TASK PROMPT:
Gather each line of the entries below that includes "icon".

EXTRACTED DATA:
════════════════════

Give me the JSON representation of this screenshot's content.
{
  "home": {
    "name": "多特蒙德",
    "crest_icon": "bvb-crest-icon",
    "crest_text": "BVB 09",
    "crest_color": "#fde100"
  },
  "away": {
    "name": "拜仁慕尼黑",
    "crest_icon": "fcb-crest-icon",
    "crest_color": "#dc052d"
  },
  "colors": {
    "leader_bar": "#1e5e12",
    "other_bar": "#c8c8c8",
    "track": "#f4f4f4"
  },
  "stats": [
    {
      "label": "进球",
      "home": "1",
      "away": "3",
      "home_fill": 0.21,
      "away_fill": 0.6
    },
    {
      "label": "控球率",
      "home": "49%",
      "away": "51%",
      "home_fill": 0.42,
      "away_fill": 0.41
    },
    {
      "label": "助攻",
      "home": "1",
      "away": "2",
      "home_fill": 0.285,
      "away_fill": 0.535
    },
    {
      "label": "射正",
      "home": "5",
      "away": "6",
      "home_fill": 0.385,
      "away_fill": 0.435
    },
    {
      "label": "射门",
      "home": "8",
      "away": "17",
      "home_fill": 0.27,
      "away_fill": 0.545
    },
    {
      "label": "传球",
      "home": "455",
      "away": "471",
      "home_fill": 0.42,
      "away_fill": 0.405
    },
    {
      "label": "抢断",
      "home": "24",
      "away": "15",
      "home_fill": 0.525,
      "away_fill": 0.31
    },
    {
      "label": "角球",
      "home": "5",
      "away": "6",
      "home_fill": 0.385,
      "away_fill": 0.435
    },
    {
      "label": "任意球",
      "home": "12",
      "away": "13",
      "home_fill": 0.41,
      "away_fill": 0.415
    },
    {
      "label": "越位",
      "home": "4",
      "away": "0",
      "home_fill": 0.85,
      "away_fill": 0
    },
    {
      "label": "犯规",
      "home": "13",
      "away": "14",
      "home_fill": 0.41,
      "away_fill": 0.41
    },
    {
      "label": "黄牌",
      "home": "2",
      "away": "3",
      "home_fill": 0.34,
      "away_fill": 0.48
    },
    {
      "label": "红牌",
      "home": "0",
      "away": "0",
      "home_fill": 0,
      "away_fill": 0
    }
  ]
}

════════════════════

FULL SOLUTION:
    "crest_icon": "bvb-crest-icon",
    "crest_icon": "fcb-crest-icon",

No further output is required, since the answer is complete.